___ Given entries ___

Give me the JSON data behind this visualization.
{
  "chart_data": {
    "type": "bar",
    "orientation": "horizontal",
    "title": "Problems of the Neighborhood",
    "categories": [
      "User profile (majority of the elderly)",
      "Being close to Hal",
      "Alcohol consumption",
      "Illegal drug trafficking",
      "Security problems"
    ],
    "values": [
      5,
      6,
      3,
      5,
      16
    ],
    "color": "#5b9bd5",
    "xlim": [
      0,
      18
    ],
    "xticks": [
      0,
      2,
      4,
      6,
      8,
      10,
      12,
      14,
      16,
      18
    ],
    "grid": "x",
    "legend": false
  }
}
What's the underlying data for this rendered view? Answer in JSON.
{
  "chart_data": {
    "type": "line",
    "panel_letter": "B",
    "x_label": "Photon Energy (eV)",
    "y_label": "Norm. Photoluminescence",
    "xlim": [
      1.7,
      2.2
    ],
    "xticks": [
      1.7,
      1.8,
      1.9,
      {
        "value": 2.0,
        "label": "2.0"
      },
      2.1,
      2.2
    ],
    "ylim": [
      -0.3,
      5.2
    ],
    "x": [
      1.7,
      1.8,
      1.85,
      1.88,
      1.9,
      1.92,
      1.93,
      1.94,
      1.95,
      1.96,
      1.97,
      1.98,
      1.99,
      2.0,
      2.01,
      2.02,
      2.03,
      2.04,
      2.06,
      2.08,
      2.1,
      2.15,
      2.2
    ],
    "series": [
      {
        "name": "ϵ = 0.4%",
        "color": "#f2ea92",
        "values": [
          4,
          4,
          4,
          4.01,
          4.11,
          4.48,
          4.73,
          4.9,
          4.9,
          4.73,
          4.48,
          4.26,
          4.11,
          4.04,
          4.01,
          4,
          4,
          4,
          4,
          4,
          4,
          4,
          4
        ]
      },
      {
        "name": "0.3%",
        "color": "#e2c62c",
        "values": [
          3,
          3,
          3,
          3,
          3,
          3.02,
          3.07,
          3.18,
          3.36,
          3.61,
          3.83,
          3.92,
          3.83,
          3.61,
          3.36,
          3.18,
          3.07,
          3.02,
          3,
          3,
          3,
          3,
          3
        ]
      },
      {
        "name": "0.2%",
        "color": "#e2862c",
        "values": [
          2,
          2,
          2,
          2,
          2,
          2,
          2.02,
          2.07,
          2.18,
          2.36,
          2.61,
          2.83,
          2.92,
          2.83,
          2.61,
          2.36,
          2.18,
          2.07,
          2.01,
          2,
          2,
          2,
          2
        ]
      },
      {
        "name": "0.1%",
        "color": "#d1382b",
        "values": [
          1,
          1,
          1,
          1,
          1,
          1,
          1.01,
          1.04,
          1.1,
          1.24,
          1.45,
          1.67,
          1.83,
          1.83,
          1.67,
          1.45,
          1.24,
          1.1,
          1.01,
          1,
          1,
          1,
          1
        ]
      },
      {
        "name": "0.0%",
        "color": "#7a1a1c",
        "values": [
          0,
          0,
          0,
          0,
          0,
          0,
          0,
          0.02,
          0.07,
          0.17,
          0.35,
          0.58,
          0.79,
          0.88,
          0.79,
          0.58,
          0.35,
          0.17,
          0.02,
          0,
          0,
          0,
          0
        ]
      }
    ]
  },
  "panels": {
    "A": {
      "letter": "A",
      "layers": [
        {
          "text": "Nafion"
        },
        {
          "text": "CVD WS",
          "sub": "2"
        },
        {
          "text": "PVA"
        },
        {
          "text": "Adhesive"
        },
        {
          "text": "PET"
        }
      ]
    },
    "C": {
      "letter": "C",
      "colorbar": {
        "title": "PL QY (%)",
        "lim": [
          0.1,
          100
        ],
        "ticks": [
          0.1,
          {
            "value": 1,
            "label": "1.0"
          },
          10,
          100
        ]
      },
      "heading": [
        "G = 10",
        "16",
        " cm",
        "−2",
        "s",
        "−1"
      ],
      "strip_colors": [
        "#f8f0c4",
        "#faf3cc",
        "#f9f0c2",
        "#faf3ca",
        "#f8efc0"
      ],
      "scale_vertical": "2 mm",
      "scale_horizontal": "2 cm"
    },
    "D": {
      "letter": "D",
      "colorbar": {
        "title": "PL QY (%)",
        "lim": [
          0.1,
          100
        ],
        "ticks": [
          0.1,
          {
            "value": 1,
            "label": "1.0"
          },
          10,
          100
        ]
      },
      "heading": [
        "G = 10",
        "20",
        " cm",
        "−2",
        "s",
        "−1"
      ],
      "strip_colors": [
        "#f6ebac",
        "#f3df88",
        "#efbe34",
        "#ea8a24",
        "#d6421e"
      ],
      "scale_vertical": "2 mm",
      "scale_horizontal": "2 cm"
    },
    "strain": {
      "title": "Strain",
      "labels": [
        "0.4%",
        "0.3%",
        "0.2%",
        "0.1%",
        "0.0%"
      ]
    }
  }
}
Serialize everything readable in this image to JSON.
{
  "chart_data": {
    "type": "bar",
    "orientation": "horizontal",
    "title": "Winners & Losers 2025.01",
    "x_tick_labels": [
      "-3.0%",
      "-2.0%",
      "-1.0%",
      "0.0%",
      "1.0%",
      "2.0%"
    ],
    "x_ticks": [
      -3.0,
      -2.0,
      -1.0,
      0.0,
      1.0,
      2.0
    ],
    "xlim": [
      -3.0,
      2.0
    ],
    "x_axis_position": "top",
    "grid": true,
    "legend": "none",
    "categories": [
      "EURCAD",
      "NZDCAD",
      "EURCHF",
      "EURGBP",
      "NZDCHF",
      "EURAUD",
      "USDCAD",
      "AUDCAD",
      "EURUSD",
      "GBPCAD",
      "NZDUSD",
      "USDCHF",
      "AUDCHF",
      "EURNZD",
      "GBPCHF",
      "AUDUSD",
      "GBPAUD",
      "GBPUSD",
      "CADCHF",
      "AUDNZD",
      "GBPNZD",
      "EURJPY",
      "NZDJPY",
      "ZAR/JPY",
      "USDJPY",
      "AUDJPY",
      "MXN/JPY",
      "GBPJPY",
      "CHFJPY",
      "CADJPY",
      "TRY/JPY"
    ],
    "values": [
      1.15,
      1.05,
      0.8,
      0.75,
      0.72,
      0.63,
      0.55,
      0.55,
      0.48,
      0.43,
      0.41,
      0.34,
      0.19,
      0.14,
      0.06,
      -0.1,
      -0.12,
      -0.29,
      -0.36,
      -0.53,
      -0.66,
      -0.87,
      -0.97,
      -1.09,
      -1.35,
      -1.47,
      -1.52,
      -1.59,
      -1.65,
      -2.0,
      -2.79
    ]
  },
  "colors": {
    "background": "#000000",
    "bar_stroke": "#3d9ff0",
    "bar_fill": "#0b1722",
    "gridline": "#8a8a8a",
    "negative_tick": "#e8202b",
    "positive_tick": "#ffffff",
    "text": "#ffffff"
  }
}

___

Your task is to repeat the data exactly; please include every line.

**Task response:**
Give me the JSON data behind this visualization.
{
  "chart_data": {
    "type": "bar",
    "orientation": "horizontal",
    "title": "Problems of the Neighborhood",
    "categories": [
      "User profile (majority of the elderly)",
      "Being close to Hal",
      "Alcohol consumption",
      "Illegal drug trafficking",
      "Security problems"
    ],
    "values": [
      5,
      6,
      3,
      5,
      16
    ],
    "color": "#5b9bd5",
    "xlim": [
      0,
      18
    ],
    "xticks": [
      0,
      2,
      4,
      6,
      8,
      10,
      12,
      14,
      16,
      18
    ],
    "grid": "x",
    "legend": false
  }
}
What's the underlying data for this rendered view? Answer in JSON.
{
  "chart_data": {
    "type": "line",
    "panel_letter": "B",
    "x_label": "Photon Energy (eV)",
    "y_label": "Norm. Photoluminescence",
    "xlim": [
      1.7,
      2.2
    ],
    "xticks": [
      1.7,
      1.8,
      1.9,
      {
        "value": 2.0,
        "label": "2.0"
      },
      2.1,
      2.2
    ],
    "ylim": [
      -0.3,
      5.2
    ],
    "x": [
      1.7,
      1.8,
      1.85,
      1.88,
      1.9,
      1.92,
      1.93,
      1.94,
      1.95,
      1.96,
      1.97,
      1.98,
      1.99,
      2.0,
      2.01,
      2.02,
      2.03,
      2.04,
      2.06,
      2.08,
      2.1,
      2.15,
      2.2
    ],
    "series": [
      {
        "name": "ϵ = 0.4%",
        "color": "#f2ea92",
        "values": [
          4,
          4,
          4,
          4.01,
          4.11,
          4.48,
          4.73,
          4.9,
          4.9,
          4.73,
          4.48,
          4.26,
          4.11,
          4.04,
          4.01,
          4,
          4,
          4,
          4,
          4,
          4,
          4,
          4
        ]
      },
      {
        "name": "0.3%",
        "color": "#e2c62c",
        "values": [
          3,
          3,
          3,
          3,
          3,
          3.02,
          3.07,
          3.18,
          3.36,
          3.61,
          3.83,
          3.92,
          3.83,
          3.61,
          3.36,
          3.18,
          3.07,
          3.02,
          3,
          3,
          3,
          3,
          3
        ]
      },
      {
        "name": "0.2%",
        "color": "#e2862c",
        "values": [
          2,
          2,
          2,
          2,
          2,
          2,
          2.02,
          2.07,
          2.18,
          2.36,
          2.61,
          2.83,
          2.92,
          2.83,
          2.61,
          2.36,
          2.18,
          2.07,
          2.01,
          2,
          2,
          2,
          2
        ]
      },
      {
        "name": "0.1%",
        "color": "#d1382b",
        "values": [
          1,
          1,
          1,
          1,
          1,
          1,
          1.01,
          1.04,
          1.1,
          1.24,
          1.45,
          1.67,
          1.83,
          1.83,
          1.67,
          1.45,
          1.24,
          1.1,
          1.01,
          1,
          1,
          1,
          1
        ]
      },
      {
        "name": "0.0%",
        "color": "#7a1a1c",
        "values": [
          0,
          0,
          0,
          0,
          0,
          0,
          0,
          0.02,
          0.07,
          0.17,
          0.35,
          0.58,
          0.79,
          0.88,
          0.79,
          0.58,
          0.35,
          0.17,
          0.02,
          0,
          0,
          0,
          0
        ]
      }
    ]
  },
  "panels": {
    "A": {
      "letter": "A",
      "layers": [
        {
          "text": "Nafion"
        },
        {
          "text": "CVD WS",
          "sub": "2"
        },
        {
          "text": "PVA"
        },
        {
          "text": "Adhesive"
        },
        {
          "text": "PET"
        }
      ]
    },
    "C": {
      "letter": "C",
      "colorbar": {
        "title": "PL QY (%)",
        "lim": [
          0.1,
          100
        ],
        "ticks": [
          0.1,
          {
            "value": 1,
            "label": "1.0"
          },
          10,
          100
        ]
      },
      "heading": [
        "G = 10",
        "16",
        " cm",
        "−2",
        "s",
        "−1"
      ],
      "strip_colors": [
        "#f8f0c4",
        "#faf3cc",
        "#f9f0c2",
        "#faf3ca",
        "#f8efc0"
      ],
      "scale_vertical": "2 mm",
      "scale_horizontal": "2 cm"
    },
    "D": {
      "letter": "D",
      "colorbar": {
        "title": "PL QY (%)",
        "lim": [
          0.1,
          100
        ],
        "ticks": [
          0.1,
          {
            "value": 1,
            "label": "1.0"
          },
          10,
          100
        ]
      },
      "heading": [
        "G = 10",
        "20",
        " cm",
        "−2",
        "s",
        "−1"
      ],
      "strip_colors": [
        "#f6ebac",
        "#f3df88",
        "#efbe34",
        "#ea8a24",
        "#d6421e"
      ],
      "scale_vertical": "2 mm",
      "scale_horizontal": "2 cm"
    },
    "strain": {
      "title": "Strain",
      "labels": [
        "0.4%",
        "0.3%",
        "0.2%",
        "0.1%",
        "0.0%"
      ]
    }
  }
}
Serialize everything readable in this image to JSON.
{
  "chart_data": {
    "type": "bar",
    "orientation": "horizontal",
    "title": "Winners & Losers 2025.01",
    "x_tick_labels": [
      "-3.0%",
      "-2.0%",
      "-1.0%",
      "0.0%",
      "1.0%",
      "2.0%"
    ],
    "x_ticks": [
      -3.0,
      -2.0,
      -1.0,
      0.0,
      1.0,
      2.0
    ],
    "xlim": [
      -3.0,
      2.0
    ],
    "x_axis_position": "top",
    "grid": true,
    "legend": "none",
    "categories": [
      "EURCAD",
      "NZDCAD",
      "EURCHF",
      "EURGBP",
      "NZDCHF",
      "EURAUD",
      "USDCAD",
      "AUDCAD",
      "EURUSD",
      "GBPCAD",
      "NZDUSD",
      "USDCHF",
      "AUDCHF",
      "EURNZD",
      "GBPCHF",
      "AUDUSD",
      "GBPAUD",
      "GBPUSD",
      "CADCHF",
      "AUDNZD",
      "GBPNZD",
      "EURJPY",
      "NZDJPY",
      "ZAR/JPY",
      "USDJPY",
      "AUDJPY",
      "MXN/JPY",
      "GBPJPY",
      "CHFJPY",
      "CADJPY",
      "TRY/JPY"
    ],
    "values": [
      1.15,
      1.05,
      0.8,
      0.75,
      0.72,
      0.63,
      0.55,
      0.55,
      0.48,
      0.43,
      0.41,
      0.34,
      0.19,
      0.14,
      0.06,
      -0.1,
      -0.12,
      -0.29,
      -0.36,
      -0.53,
      -0.66,
      -0.87,
      -0.97,
      -1.09,
      -1.35,
      -1.47,
      -1.52,
      -1.59,
      -1.65,
      -2.0,
      -2.79
    ]
  },
  "colors": {
    "background": "#000000",
    "bar_stroke": "#3d9ff0",
    "bar_fill": "#0b1722",
    "gridline": "#8a8a8a",
    "negative_tick": "#e8202b",
    "positive_tick": "#ffffff",
    "text": "#ffffff"
  }
}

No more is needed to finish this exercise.